### Provided entries
----------------------------------------
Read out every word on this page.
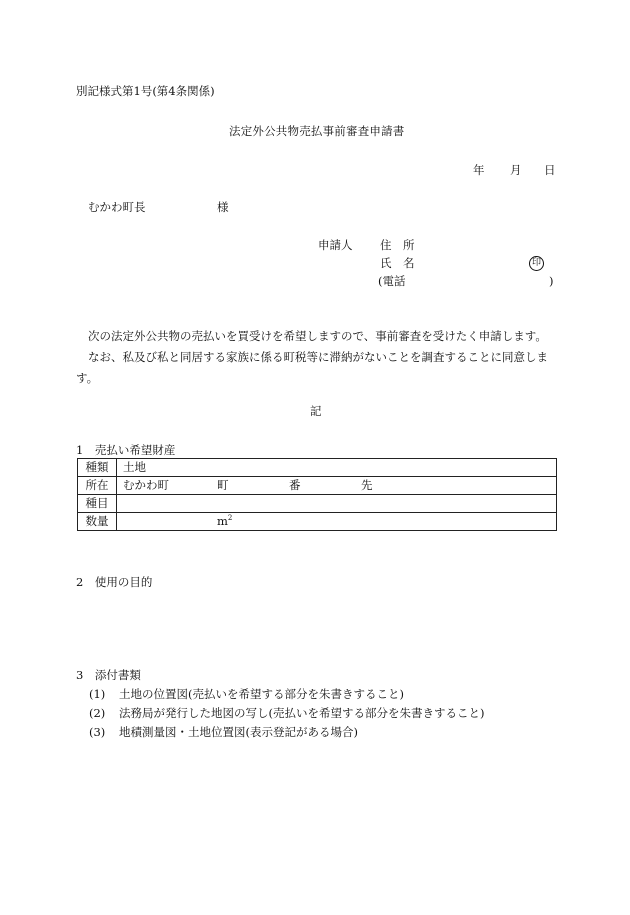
別記様式第1号(第4条関係)
法定外公共物売払事前審査申請書
年 月 日
むかわ町長	様
申請人 住　所
氏　名	印
(電話	)

次の法定外公共物の売払いを買受けを希望しますので、事前審査を受けたく申請します。

なお、私及び私と同居する家族に係る町税等に滞納がないことを調査することに同意します。

記
1　売払い希望財産
種類	土地
所在	むかわ町 町 番 先
種目	
数量	$m^2$
2　使用の目的
3　添付書類
(1) 土地の位置図(売払いを希望する部分を朱書きすること)
(2) 法務局が発行した地図の写し(売払いを希望する部分を朱書きすること)
(3) 地積測量図・土地位置図(表示登記がある場合)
----------------------------------------
### What you are asked to do
Keep the pictures out and write out the records exactly.

### Response to this exercise
Read out every word on this page.
別記様式第1号(第4条関係)
法定外公共物売払事前審査申請書
年 月 日
むかわ町長	様
申請人 住　所
氏　名	印
(電話	)

次の法定外公共物の売払いを買受けを希望しますので、事前審査を受けたく申請します。

なお、私及び私と同居する家族に係る町税等に滞納がないことを調査することに同意します。

記
1　売払い希望財産
種類	土地
所在	むかわ町 町 番 先
種目	
数量	$m^2$
2　使用の目的
3　添付書類
(1) 土地の位置図(売払いを希望する部分を朱書きすること)
(2) 法務局が発行した地図の写し(売払いを希望する部分を朱書きすること)
(3) 地積測量図・土地位置図(表示登記がある場合)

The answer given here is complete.